WHAT THE TASK ASKS:
Return exactly the lines of the entries that start at the line containing "Give me a plain-text" and continue to the last line. Omit the pictures.

[Start EXTRACTED INFORMATION]

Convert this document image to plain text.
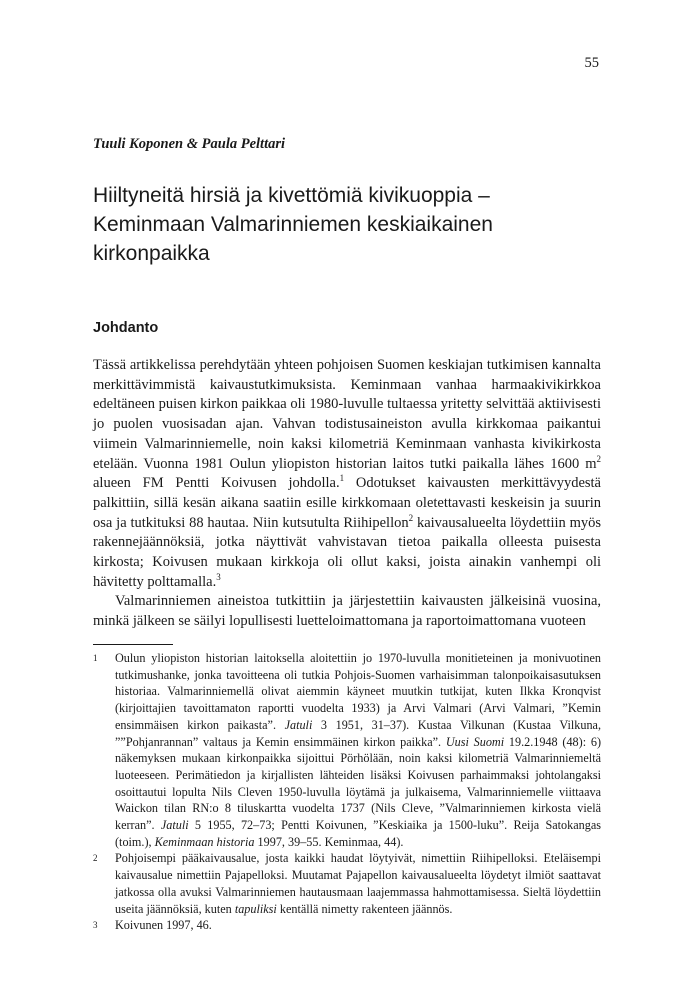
55
Tuuli Koponen & Paula Pelttari
Hiiltyneitä hirsiä ja kivettömiä kivikuoppia –
Keminmaan Valmarinniemen keskiaikainen
kirkonpaikka
Johdanto

Tässä artikkelissa perehdytään yhteen pohjoisen Suomen keskiajan tutkimisen kannalta merkittävimmistä kaivaustutkimuksista. Keminmaan vanhaa harmaakivikirkkoa edeltäneen puisen kirkon paikkaa oli 1980-luvulle tultaessa yritetty selvittää aktiivisesti jo puolen vuosisadan ajan. Vahvan todistusaineiston avulla kirkkomaa paikantui viimein Valmarinniemelle, noin kaksi kilometriä Keminmaan vanhasta kivikirkosta etelään. Vuonna 1981 Oulun yliopiston historian laitos tutki paikalla lähes 1600 $m^2$ alueen FM Pentti Koivusen johdolla.$^1$ Odotukset kaivausten merkittävyydestä palkittiin, sillä kesän aikana saatiin esille kirkkomaan oletettavasti keskeisin ja suurin osa ja tutkituksi 88 hautaa. Niin kutsutulta Riihipellon$^2$ kaivausalueelta löydettiin myös rakennejäännöksiä, jotka näyttivät vahvistavan tietoa paikalla olleesta puisesta kirkosta; Koivusen mukaan kirkkoja oli ollut kaksi, joista ainakin vanhempi oli hävitetty polttamalla.$^3$

Valmarinniemen aineistoa tutkittiin ja järjestettiin kaivausten jälkeisinä vuosina, minkä jälkeen se säilyi lopullisesti luetteloimattomana ja raportoimattomana vuoteen

1	Oulun yliopiston historian laitoksella aloitettiin jo 1970-luvulla monitieteinen ja monivuotinen tutkimushanke, jonka tavoitteena oli tutkia Pohjois-Suomen varhaisimman talonpoikaisasutuksen historiaa. Valmarinniemellä olivat aiemmin käyneet muutkin tutkijat, kuten Ilkka Kronqvist (kirjoittajien tavoittamaton raportti vuodelta 1933) ja Arvi Valmari (Arvi Valmari, ”Kemin ensimmäisen kirkon paikasta”. Jatuli 3 1951, 31–37). Kustaa Vilkunan (Kustaa Vilkuna, ””Pohjanrannan” valtaus ja Kemin ensimmäinen kirkon paikka”. Uusi Suomi 19.2.1948 (48): 6) näkemyksen mukaan kirkonpaikka sijoittui Pörhölään, noin kaksi kilometriä Valmarinniemeltä luoteeseen. Perimätiedon ja kirjallisten lähteiden lisäksi Koivusen parhaimmaksi johtolangaksi osoittautui lopulta Nils Cleven 1950-luvulla löytämä ja julkaisema, Valmarinniemelle viittaava Waickon tilan RN:o 8 tiluskartta vuodelta 1737 (Nils Cleve, ”Valmarinniemen kirkosta vielä kerran”. Jatuli 5 1955, 72–73; Pentti Koivunen, ”Keskiaika ja 1500-luku”. Reija Satokangas (toim.), Keminmaan historia 1997, 39–55. Keminmaa, 44).
2	Pohjoisempi pääkaivausalue, josta kaikki haudat löytyivät, nimettiin Riihipelloksi. Eteläisempi kaivausalue nimettiin Pajapelloksi. Muutamat Pajapellon kaivausalueelta löydetyt ilmiöt saattavat jatkossa olla avuksi Valmarinniemen hautausmaan laajemmassa hahmottamisessa. Sieltä löydettiin useita jäännöksiä, kuten tapuliksi kentällä nimetty rakenteen jäännös.
3	Koivunen 1997, 46.
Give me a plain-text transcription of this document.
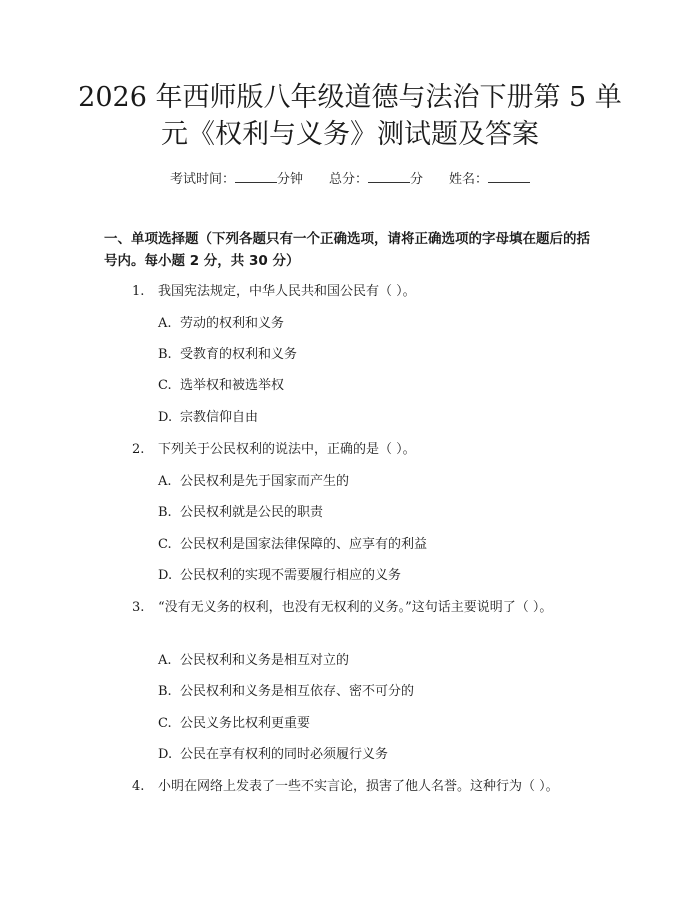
2026 年西师版八年级道德与法治下册第 5 单
元《权利与义务》测试题及答案
考试时间：	分钟 总分：	分 姓名：

一、单项选择题（下列各题只有一个正确选项，请将正确选项的字母填在题后的括号内。每小题 2 分，共 30 分）

1. 我国宪法规定，中华人民共和国公民有（ ）。
A. 劳动的权利和义务
B. 受教育的权利和义务
C. 选举权和被选举权
D. 宗教信仰自由
2. 下列关于公民权利的说法中，正确的是（ ）。
A. 公民权利是先于国家而产生的
B. 公民权利就是公民的职责
C. 公民权利是国家法律保障的、应享有的利益
D. 公民权利的实现不需要履行相应的义务
3. “没有无义务的权利，也没有无权利的义务。”这句话主要说明了（ ）。
A. 公民权利和义务是相互对立的
B. 公民权利和义务是相互依存、密不可分的
C. 公民义务比权利更重要
D. 公民在享有权利的同时必须履行义务
4. 小明在网络上发表了一些不实言论，损害了他人名誉。这种行为（ ）。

[End EXTRACTED INFORMATION]

SOLUTION BELOW:
Give me a plain-text transcription of this document.
2026 年西师版八年级道德与法治下册第 5 单
元《权利与义务》测试题及答案
考试时间：	分钟 总分：	分 姓名：

一、单项选择题（下列各题只有一个正确选项，请将正确选项的字母填在题后的括号内。每小题 2 分，共 30 分）

1. 我国宪法规定，中华人民共和国公民有（ ）。
A. 劳动的权利和义务
B. 受教育的权利和义务
C. 选举权和被选举权
D. 宗教信仰自由
2. 下列关于公民权利的说法中，正确的是（ ）。
A. 公民权利是先于国家而产生的
B. 公民权利就是公民的职责
C. 公民权利是国家法律保障的、应享有的利益
D. 公民权利的实现不需要履行相应的义务
3. “没有无义务的权利，也没有无权利的义务。”这句话主要说明了（ ）。
A. 公民权利和义务是相互对立的
B. 公民权利和义务是相互依存、密不可分的
C. 公民义务比权利更重要
D. 公民在享有权利的同时必须履行义务
4. 小明在网络上发表了一些不实言论，损害了他人名誉。这种行为（ ）。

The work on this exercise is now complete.